CHALLENGE: Reproduce the records below exactly as they appear.

Raw records:
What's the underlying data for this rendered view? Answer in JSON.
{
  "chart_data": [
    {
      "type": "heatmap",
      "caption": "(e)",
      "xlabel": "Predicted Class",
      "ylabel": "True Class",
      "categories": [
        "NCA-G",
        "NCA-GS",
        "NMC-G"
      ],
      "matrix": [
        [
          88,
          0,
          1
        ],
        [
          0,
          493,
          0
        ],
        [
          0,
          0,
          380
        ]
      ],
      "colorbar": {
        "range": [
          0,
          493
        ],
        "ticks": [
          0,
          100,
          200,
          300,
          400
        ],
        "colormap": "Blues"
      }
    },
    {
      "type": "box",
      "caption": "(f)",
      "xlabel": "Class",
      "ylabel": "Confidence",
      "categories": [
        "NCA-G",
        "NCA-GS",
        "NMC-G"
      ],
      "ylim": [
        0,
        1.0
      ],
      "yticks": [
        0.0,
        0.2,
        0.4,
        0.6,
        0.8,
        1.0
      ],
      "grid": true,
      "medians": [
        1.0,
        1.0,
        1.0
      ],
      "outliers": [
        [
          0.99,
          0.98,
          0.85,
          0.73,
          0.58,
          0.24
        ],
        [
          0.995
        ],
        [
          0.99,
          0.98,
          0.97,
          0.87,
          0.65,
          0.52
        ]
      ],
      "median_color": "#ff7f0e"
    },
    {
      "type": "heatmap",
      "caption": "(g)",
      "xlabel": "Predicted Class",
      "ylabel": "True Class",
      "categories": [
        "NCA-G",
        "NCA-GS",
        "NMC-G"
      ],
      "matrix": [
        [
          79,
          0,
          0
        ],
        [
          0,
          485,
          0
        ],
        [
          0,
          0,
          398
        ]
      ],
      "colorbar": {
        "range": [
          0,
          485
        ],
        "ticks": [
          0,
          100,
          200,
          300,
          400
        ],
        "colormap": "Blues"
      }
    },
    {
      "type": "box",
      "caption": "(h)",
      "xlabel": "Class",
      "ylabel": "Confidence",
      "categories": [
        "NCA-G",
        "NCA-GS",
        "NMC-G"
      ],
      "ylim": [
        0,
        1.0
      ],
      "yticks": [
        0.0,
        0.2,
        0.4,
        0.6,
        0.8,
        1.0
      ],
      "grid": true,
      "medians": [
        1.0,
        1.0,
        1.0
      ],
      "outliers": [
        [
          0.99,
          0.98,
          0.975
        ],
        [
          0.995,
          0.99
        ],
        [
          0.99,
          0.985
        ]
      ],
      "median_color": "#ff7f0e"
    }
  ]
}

OUTPUT OF THE EXERCISE:
What's the underlying data for this rendered view? Answer in JSON.
{
  "chart_data": [
    {
      "type": "heatmap",
      "caption": "(e)",
      "xlabel": "Predicted Class",
      "ylabel": "True Class",
      "categories": [
        "NCA-G",
        "NCA-GS",
        "NMC-G"
      ],
      "matrix": [
        [
          88,
          0,
          1
        ],
        [
          0,
          493,
          0
        ],
        [
          0,
          0,
          380
        ]
      ],
      "colorbar": {
        "range": [
          0,
          493
        ],
        "ticks": [
          0,
          100,
          200,
          300,
          400
        ],
        "colormap": "Blues"
      }
    },
    {
      "type": "box",
      "caption": "(f)",
      "xlabel": "Class",
      "ylabel": "Confidence",
      "categories": [
        "NCA-G",
        "NCA-GS",
        "NMC-G"
      ],
      "ylim": [
        0,
        1.0
      ],
      "yticks": [
        0.0,
        0.2,
        0.4,
        0.6,
        0.8,
        1.0
      ],
      "grid": true,
      "medians": [
        1.0,
        1.0,
        1.0
      ],
      "outliers": [
        [
          0.99,
          0.98,
          0.85,
          0.73,
          0.58,
          0.24
        ],
        [
          0.995
        ],
        [
          0.99,
          0.98,
          0.97,
          0.87,
          0.65,
          0.52
        ]
      ],
      "median_color": "#ff7f0e"
    },
    {
      "type": "heatmap",
      "caption": "(g)",
      "xlabel": "Predicted Class",
      "ylabel": "True Class",
      "categories": [
        "NCA-G",
        "NCA-GS",
        "NMC-G"
      ],
      "matrix": [
        [
          79,
          0,
          0
        ],
        [
          0,
          485,
          0
        ],
        [
          0,
          0,
          398
        ]
      ],
      "colorbar": {
        "range": [
          0,
          485
        ],
        "ticks": [
          0,
          100,
          200,
          300,
          400
        ],
        "colormap": "Blues"
      }
    },
    {
      "type": "box",
      "caption": "(h)",
      "xlabel": "Class",
      "ylabel": "Confidence",
      "categories": [
        "NCA-G",
        "NCA-GS",
        "NMC-G"
      ],
      "ylim": [
        0,
        1.0
      ],
      "yticks": [
        0.0,
        0.2,
        0.4,
        0.6,
        0.8,
        1.0
      ],
      "grid": true,
      "medians": [
        1.0,
        1.0,
        1.0
      ],
      "outliers": [
        [
          0.99,
          0.98,
          0.975
        ],
        [
          0.995,
          0.99
        ],
        [
          0.99,
          0.985
        ]
      ],
      "median_color": "#ff7f0e"
    }
  ]
}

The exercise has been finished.